Data shown:
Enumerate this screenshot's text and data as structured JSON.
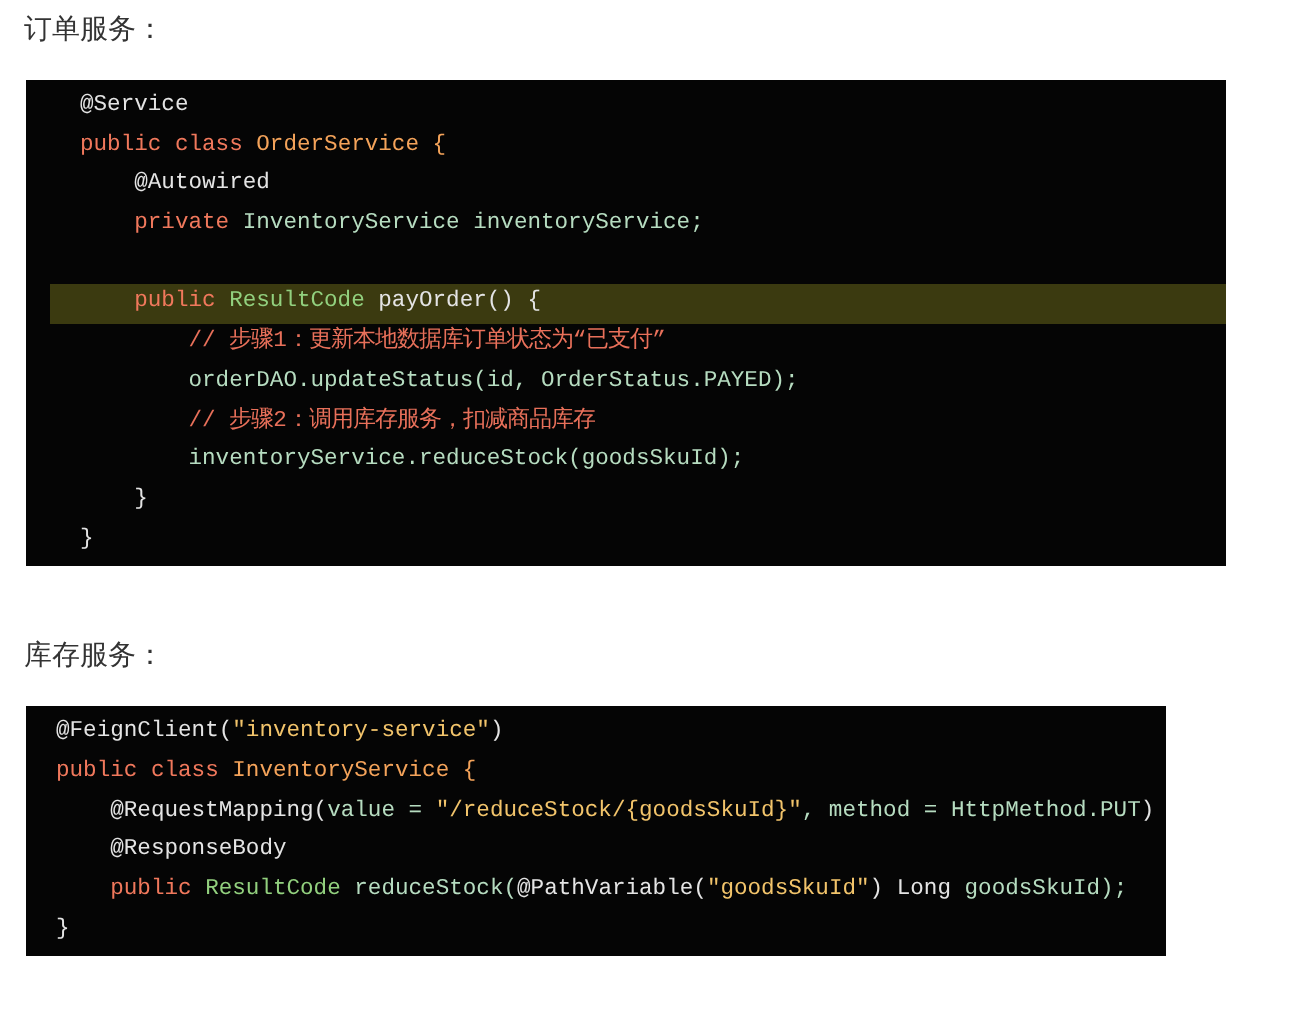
{
  "sections": [
    {
      "heading": "订单服务：",
      "code": {
        "lines": [
          {
            "highlighted": false,
            "tokens": [
              {
                "kind": "ann",
                "text": "@Service"
              }
            ]
          },
          {
            "highlighted": false,
            "tokens": [
              {
                "kind": "kw",
                "text": "public class "
              },
              {
                "kind": "cls",
                "text": "OrderService"
              },
              {
                "kind": "cls",
                "text": " {"
              }
            ]
          },
          {
            "highlighted": false,
            "tokens": [
              {
                "kind": "ann",
                "text": "    @Autowired"
              }
            ]
          },
          {
            "highlighted": false,
            "tokens": [
              {
                "kind": "kw",
                "text": "    private "
              },
              {
                "kind": "plain",
                "text": "InventoryService inventoryService;"
              }
            ]
          },
          {
            "highlighted": false
          },
          {
            "highlighted": true,
            "tokens": [
              {
                "kind": "kw",
                "text": "    public "
              },
              {
                "kind": "type",
                "text": "ResultCode"
              },
              {
                "kind": "ann",
                "text": " payOrder() {"
              }
            ]
          },
          {
            "highlighted": false,
            "tokens": [
              {
                "kind": "comment",
                "text": "        // 步骤1：更新本地数据库订单状态为“已支付”"
              }
            ]
          },
          {
            "highlighted": false,
            "tokens": [
              {
                "kind": "plain",
                "text": "        orderDAO.updateStatus(id, OrderStatus.PAYED);"
              }
            ]
          },
          {
            "highlighted": false,
            "tokens": [
              {
                "kind": "comment",
                "text": "        // 步骤2：调用库存服务，扣减商品库存"
              }
            ]
          },
          {
            "highlighted": false,
            "tokens": [
              {
                "kind": "plain",
                "text": "        inventoryService.reduceStock(goodsSkuId);"
              }
            ]
          },
          {
            "highlighted": false,
            "tokens": [
              {
                "kind": "ann",
                "text": "    }"
              }
            ]
          },
          {
            "highlighted": false,
            "tokens": [
              {
                "kind": "ann",
                "text": "}"
              }
            ]
          }
        ]
      }
    },
    {
      "heading": "库存服务：",
      "code": {
        "lines": [
          {
            "highlighted": false,
            "tokens": [
              {
                "kind": "ann",
                "text": "@FeignClient("
              },
              {
                "kind": "str",
                "text": "\"inventory-service\""
              },
              {
                "kind": "ann",
                "text": ")"
              }
            ]
          },
          {
            "highlighted": false,
            "tokens": [
              {
                "kind": "kw",
                "text": "public class "
              },
              {
                "kind": "cls",
                "text": "InventoryService {"
              }
            ]
          },
          {
            "highlighted": false,
            "tokens": [
              {
                "kind": "ann",
                "text": "    @RequestMapping("
              },
              {
                "kind": "plain",
                "text": "value = "
              },
              {
                "kind": "str",
                "text": "\"/reduceStock/{goodsSkuId}\""
              },
              {
                "kind": "plain",
                "text": ", method = HttpMethod.PUT"
              },
              {
                "kind": "ann",
                "text": ")"
              }
            ]
          },
          {
            "highlighted": false,
            "tokens": [
              {
                "kind": "ann",
                "text": "    @ResponseBody"
              }
            ]
          },
          {
            "highlighted": false,
            "tokens": [
              {
                "kind": "kw",
                "text": "    public "
              },
              {
                "kind": "type",
                "text": "ResultCode"
              },
              {
                "kind": "plain",
                "text": " reduceStock("
              },
              {
                "kind": "ann",
                "text": "@PathVariable("
              },
              {
                "kind": "str",
                "text": "\"goodsSkuId\""
              },
              {
                "kind": "ann",
                "text": ") Long "
              },
              {
                "kind": "plain",
                "text": "goodsSkuId);"
              }
            ]
          },
          {
            "highlighted": false,
            "tokens": [
              {
                "kind": "ann",
                "text": "}"
              }
            ]
          }
        ]
      }
    }
  ]
}
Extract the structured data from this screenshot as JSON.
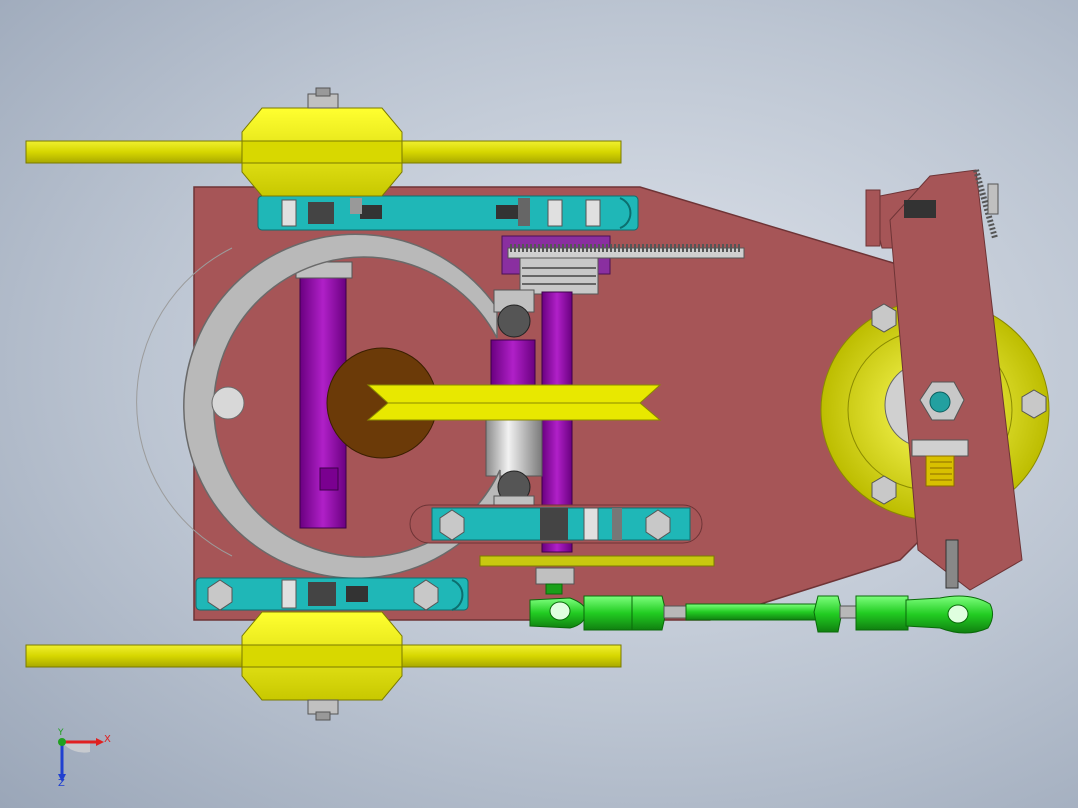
{
  "viewport": {
    "background_top": "#dfe4ec",
    "background_bottom": "#9aa6b8"
  },
  "model": {
    "colors": {
      "base_plate": "#a65557",
      "base_plate_edge": "#6e3436",
      "yellow_parts": "#e8e800",
      "rail": "#c8c810",
      "cyan_parts": "#1fb7b7",
      "purple_shaft": "#9010a8",
      "gray_ring": "#b9b9b9",
      "brown_disc": "#6b3a08",
      "green_rod": "#22cc22",
      "nut": "#b0b0b0"
    }
  },
  "triad": {
    "x_label": "X",
    "y_label": "Y",
    "z_label": "Z",
    "x_color": "#e02020",
    "y_color": "#20a020",
    "z_color": "#2040d0"
  }
}
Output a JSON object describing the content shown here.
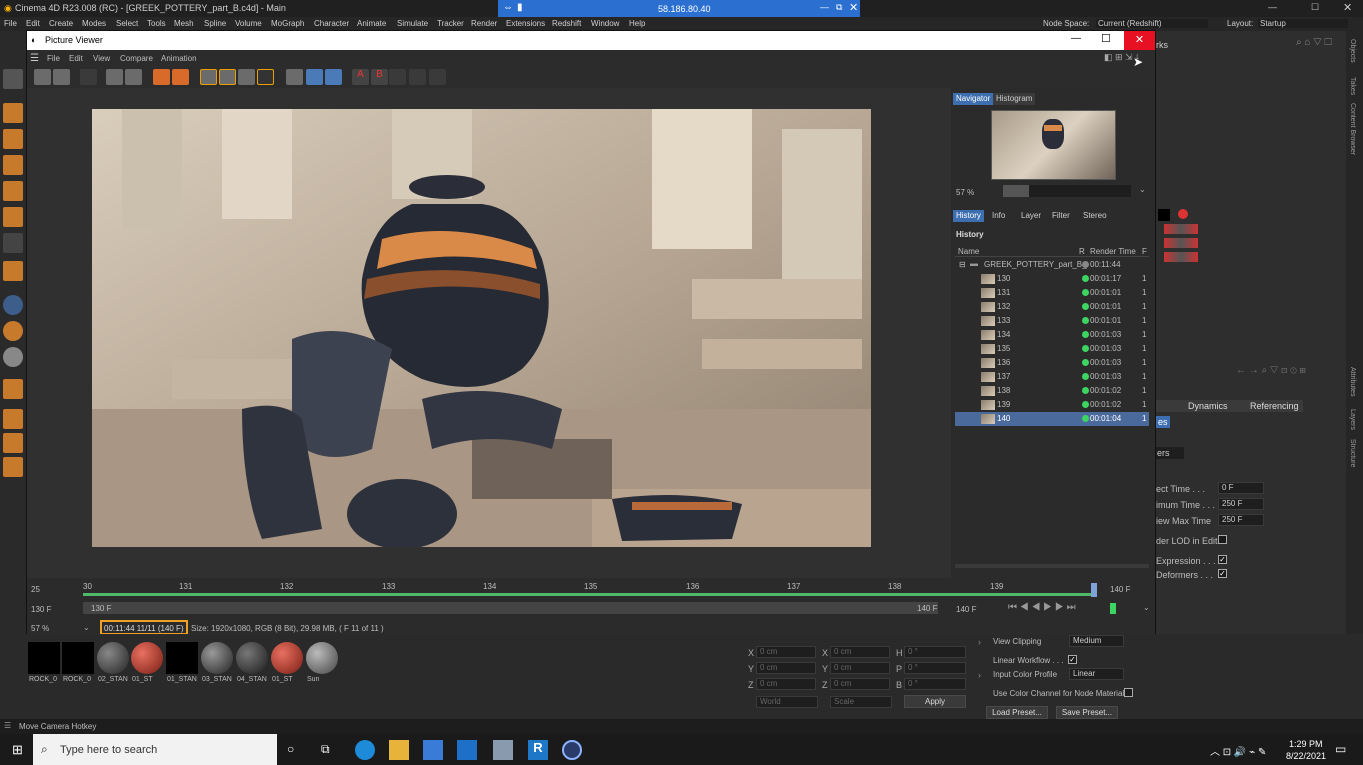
{
  "app": {
    "title": "Cinema 4D R23.008 (RC) - [GREEK_POTTERY_part_B.c4d] - Main",
    "node_space_label": "Node Space:",
    "node_space_value": "Current (Redshift)",
    "layout_label": "Layout:",
    "layout_value": "Startup"
  },
  "remote": {
    "address": "58.186.80.40"
  },
  "menu": [
    "File",
    "Edit",
    "Create",
    "Modes",
    "Select",
    "Tools",
    "Mesh",
    "Spline",
    "Volume",
    "MoGraph",
    "Character",
    "Animate",
    "Simulate",
    "Tracker",
    "Render",
    "Extensions",
    "Redshift",
    "Window",
    "Help"
  ],
  "picture_viewer": {
    "title": "Picture Viewer",
    "menu": [
      "File",
      "Edit",
      "View",
      "Compare",
      "Animation"
    ],
    "nav_tabs": [
      "Navigator",
      "Histogram"
    ],
    "zoom": "57 %",
    "hist_tabs": [
      "History",
      "Info",
      "Layer",
      "Filter",
      "Stereo"
    ],
    "history_title": "History",
    "columns": {
      "name": "Name",
      "r": "R",
      "render_time": "Render Time",
      "f": "F"
    },
    "group": {
      "name": "GREEK_POTTERY_part_B_",
      "time": "00:11:44"
    },
    "rows": [
      {
        "name": "130",
        "time": "00:01:17",
        "f": "1"
      },
      {
        "name": "131",
        "time": "00:01:01",
        "f": "1"
      },
      {
        "name": "132",
        "time": "00:01:01",
        "f": "1"
      },
      {
        "name": "133",
        "time": "00:01:01",
        "f": "1"
      },
      {
        "name": "134",
        "time": "00:01:03",
        "f": "1"
      },
      {
        "name": "135",
        "time": "00:01:03",
        "f": "1"
      },
      {
        "name": "136",
        "time": "00:01:03",
        "f": "1"
      },
      {
        "name": "137",
        "time": "00:01:03",
        "f": "1"
      },
      {
        "name": "138",
        "time": "00:01:02",
        "f": "1"
      },
      {
        "name": "139",
        "time": "00:01:02",
        "f": "1"
      },
      {
        "name": "140",
        "time": "00:01:04",
        "f": "1"
      }
    ],
    "timeline": {
      "current": "25",
      "ticks": [
        "30",
        "131",
        "132",
        "133",
        "134",
        "135",
        "136",
        "137",
        "138",
        "139"
      ],
      "end_label": "140 F",
      "start_field": "130 F",
      "range_start": "130 F",
      "range_end": "140 F",
      "end_field": "140 F"
    },
    "zoom_bottom": "57 %",
    "status_time": "00:11:44 11/11 (140 F)",
    "status_info": "Size: 1920x1080, RGB (8 Bit), 29.98 MB,  ( F 11 of 11 )"
  },
  "right_panel": {
    "objects_label": "rks",
    "tabs": [
      "Dynamics",
      "Referencing"
    ],
    "tab_partial": "es",
    "dropdown_partial": "ers",
    "fields": [
      {
        "label": "ect Time . . .",
        "value": "0 F"
      },
      {
        "label": "imum Time . . .",
        "value": "250 F"
      },
      {
        "label": "iew Max Time",
        "value": "250 F"
      }
    ],
    "lod": "der LOD in Editor",
    "expression": "Expression . . .",
    "deformers": "Deformers . . ."
  },
  "side_strip": [
    "Objects",
    "Takes",
    "Content Browser",
    "Attributes",
    "Layers",
    "Structure"
  ],
  "materials": [
    "ROCK_0",
    "ROCK_0",
    "02_STAN",
    "01_ST",
    "01_STAN",
    "03_STAN",
    "04_STAN",
    "01_ST",
    "Sun"
  ],
  "coords": {
    "x": "X",
    "y": "Y",
    "z": "Z",
    "h": "H",
    "p": "P",
    "b": "B",
    "cm": "0 cm",
    "deg": "0 °",
    "world": "World",
    "scale": "Scale",
    "apply": "Apply"
  },
  "redshift_settings": {
    "view_clipping_label": "View Clipping",
    "view_clipping_value": "Medium",
    "linear_workflow": "Linear Workflow . . .",
    "input_color_label": "Input Color Profile",
    "input_color_value": "Linear",
    "use_color_channel": "Use Color Channel for Node Material",
    "load_preset": "Load Preset...",
    "save_preset": "Save Preset..."
  },
  "status_bar": "Move Camera Hotkey",
  "taskbar": {
    "search_placeholder": "Type here to search",
    "time": "1:29 PM",
    "date": "8/22/2021"
  },
  "colors": {
    "accent": "#3d6fb0",
    "close_red": "#e81123",
    "render_dot": "#3ed462",
    "status_highlight": "#f0a020",
    "remote_bar": "#2b6fd1"
  }
}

Exercise description: Which lines contain "JSON"? Copy each of them out.

Exercise result:
Enumerate this screenshot's text and data as structured JSON.
Extract the structured data from this screenshot as JSON.
Output a JSON object describing the content shown here.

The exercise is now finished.